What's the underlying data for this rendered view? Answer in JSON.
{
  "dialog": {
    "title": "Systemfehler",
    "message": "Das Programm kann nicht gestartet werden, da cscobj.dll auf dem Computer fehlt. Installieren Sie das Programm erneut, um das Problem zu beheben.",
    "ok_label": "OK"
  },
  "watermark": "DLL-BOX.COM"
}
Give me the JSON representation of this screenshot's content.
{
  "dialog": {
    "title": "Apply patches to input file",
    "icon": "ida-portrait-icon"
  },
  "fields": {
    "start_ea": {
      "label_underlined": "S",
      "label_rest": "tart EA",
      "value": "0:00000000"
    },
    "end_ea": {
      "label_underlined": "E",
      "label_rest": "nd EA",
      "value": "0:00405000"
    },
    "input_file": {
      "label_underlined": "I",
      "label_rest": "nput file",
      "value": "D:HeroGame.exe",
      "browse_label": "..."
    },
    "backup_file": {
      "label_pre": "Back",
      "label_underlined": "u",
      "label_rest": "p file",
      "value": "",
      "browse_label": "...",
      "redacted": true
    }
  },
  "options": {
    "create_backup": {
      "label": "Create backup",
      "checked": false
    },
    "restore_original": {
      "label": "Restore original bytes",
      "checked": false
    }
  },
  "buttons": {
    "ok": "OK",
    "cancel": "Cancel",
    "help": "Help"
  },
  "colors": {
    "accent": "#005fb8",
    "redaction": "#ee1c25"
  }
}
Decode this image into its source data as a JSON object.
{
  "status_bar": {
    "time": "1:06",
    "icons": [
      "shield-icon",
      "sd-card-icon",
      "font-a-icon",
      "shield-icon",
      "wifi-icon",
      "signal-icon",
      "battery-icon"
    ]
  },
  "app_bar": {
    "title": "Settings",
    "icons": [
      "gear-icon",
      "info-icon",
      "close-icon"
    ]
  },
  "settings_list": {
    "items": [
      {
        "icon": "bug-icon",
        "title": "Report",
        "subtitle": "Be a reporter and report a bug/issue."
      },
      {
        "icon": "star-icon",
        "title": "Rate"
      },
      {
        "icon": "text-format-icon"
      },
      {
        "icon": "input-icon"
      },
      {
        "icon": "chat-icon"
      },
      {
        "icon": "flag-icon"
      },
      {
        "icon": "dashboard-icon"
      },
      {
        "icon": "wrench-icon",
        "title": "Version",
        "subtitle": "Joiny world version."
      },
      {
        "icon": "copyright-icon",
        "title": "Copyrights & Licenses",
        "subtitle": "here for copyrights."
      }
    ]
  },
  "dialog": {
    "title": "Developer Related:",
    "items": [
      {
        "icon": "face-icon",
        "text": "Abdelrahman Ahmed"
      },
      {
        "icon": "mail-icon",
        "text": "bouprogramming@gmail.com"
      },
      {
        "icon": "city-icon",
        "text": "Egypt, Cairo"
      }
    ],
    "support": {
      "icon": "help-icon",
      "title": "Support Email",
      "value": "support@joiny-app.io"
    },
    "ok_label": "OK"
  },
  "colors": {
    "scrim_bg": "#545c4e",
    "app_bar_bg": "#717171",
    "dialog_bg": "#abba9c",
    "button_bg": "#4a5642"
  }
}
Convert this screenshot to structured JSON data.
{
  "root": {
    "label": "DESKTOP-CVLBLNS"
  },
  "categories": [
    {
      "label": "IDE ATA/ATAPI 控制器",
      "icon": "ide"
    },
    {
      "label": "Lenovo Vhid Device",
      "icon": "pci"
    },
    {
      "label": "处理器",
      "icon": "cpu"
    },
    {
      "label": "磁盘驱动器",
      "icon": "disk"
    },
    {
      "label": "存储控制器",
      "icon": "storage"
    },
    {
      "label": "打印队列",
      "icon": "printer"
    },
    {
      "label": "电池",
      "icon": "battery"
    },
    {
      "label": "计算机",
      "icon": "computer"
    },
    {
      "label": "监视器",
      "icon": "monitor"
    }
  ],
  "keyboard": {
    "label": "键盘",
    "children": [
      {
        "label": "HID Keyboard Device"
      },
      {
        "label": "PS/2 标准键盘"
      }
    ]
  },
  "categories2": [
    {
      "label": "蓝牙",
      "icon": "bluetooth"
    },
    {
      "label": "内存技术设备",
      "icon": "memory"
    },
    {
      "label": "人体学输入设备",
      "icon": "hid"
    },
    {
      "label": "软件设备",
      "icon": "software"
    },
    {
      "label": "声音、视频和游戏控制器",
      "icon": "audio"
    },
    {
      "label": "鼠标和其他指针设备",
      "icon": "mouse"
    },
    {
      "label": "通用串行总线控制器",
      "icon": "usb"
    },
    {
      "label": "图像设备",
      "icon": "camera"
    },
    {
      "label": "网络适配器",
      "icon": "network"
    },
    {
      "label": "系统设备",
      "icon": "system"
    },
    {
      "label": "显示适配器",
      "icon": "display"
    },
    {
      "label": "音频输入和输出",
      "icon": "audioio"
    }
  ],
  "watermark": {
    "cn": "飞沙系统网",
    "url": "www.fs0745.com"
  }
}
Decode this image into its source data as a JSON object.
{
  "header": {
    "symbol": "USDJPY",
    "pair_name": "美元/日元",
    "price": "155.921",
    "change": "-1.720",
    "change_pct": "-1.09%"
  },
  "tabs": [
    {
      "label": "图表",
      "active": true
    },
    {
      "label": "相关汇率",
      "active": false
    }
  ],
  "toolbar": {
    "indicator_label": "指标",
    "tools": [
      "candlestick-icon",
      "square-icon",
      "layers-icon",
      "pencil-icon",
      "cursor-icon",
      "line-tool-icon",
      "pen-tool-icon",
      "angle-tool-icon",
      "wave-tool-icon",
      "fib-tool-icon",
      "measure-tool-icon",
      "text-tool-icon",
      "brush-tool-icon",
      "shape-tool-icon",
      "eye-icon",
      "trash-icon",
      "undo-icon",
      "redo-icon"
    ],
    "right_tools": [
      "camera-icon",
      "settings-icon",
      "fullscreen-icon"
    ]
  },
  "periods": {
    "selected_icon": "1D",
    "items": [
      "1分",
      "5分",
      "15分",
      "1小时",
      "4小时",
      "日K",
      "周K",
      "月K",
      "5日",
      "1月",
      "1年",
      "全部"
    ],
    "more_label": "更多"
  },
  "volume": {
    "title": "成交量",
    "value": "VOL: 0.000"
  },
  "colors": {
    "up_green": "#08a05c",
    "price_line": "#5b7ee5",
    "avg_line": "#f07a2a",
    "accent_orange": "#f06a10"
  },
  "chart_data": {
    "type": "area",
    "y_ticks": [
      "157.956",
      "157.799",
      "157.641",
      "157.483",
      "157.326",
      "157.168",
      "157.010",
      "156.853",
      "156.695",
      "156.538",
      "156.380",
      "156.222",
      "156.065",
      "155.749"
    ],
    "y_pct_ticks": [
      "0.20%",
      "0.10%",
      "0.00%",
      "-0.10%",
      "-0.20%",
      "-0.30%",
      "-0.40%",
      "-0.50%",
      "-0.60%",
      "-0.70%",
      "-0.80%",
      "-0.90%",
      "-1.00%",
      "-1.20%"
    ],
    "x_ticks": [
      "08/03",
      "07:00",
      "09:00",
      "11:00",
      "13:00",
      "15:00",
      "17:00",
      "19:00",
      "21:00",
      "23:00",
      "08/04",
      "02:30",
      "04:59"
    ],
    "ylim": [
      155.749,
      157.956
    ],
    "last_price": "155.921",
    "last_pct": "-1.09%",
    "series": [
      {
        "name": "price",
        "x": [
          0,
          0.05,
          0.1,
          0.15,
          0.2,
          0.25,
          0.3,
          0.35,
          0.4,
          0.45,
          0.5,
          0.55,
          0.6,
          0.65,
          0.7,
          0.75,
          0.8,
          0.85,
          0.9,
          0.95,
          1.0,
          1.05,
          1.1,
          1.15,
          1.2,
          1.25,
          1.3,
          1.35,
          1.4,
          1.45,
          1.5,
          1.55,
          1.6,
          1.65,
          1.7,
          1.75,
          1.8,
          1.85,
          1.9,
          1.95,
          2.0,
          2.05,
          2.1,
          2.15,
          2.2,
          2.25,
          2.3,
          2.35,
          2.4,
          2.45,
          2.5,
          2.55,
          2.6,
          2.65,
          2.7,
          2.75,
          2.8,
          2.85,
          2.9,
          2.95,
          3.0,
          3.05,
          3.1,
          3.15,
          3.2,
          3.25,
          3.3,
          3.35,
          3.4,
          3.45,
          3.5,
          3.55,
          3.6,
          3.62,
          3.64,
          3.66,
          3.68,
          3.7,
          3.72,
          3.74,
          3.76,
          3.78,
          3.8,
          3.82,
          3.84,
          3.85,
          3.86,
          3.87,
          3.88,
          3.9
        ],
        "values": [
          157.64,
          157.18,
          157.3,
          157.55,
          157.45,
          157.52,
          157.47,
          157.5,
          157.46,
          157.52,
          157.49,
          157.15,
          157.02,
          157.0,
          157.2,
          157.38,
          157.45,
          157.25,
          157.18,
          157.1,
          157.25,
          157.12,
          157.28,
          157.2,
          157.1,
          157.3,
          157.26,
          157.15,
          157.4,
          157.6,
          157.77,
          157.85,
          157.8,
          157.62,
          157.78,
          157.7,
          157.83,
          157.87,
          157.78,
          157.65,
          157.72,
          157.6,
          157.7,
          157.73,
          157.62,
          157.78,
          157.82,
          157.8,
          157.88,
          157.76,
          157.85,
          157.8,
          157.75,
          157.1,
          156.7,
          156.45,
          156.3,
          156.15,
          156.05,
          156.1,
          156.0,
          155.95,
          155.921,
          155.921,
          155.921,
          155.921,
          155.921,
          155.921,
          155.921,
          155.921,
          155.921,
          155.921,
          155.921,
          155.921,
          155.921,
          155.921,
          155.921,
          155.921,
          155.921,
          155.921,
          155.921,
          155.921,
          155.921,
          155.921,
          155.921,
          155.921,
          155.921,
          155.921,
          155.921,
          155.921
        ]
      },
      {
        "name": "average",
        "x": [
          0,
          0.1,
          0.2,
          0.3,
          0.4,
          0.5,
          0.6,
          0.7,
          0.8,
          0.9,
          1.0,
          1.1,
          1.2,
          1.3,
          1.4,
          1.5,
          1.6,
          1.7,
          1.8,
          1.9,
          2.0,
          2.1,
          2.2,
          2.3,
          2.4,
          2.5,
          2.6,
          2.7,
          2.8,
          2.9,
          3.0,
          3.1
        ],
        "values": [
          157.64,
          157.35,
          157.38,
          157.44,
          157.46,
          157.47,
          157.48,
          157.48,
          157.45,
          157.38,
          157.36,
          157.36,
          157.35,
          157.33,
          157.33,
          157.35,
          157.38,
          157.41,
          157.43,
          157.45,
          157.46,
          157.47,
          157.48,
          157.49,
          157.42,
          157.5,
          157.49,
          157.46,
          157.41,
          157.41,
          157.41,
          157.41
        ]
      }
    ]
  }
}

--------------------

Your objective:
Extract every line above that contains the word "subtitle".

Final result:
        "subtitle": "Be a reporter and report a bug/issue."
        "subtitle": "Joiny world version."
        "subtitle": "here for copyrights."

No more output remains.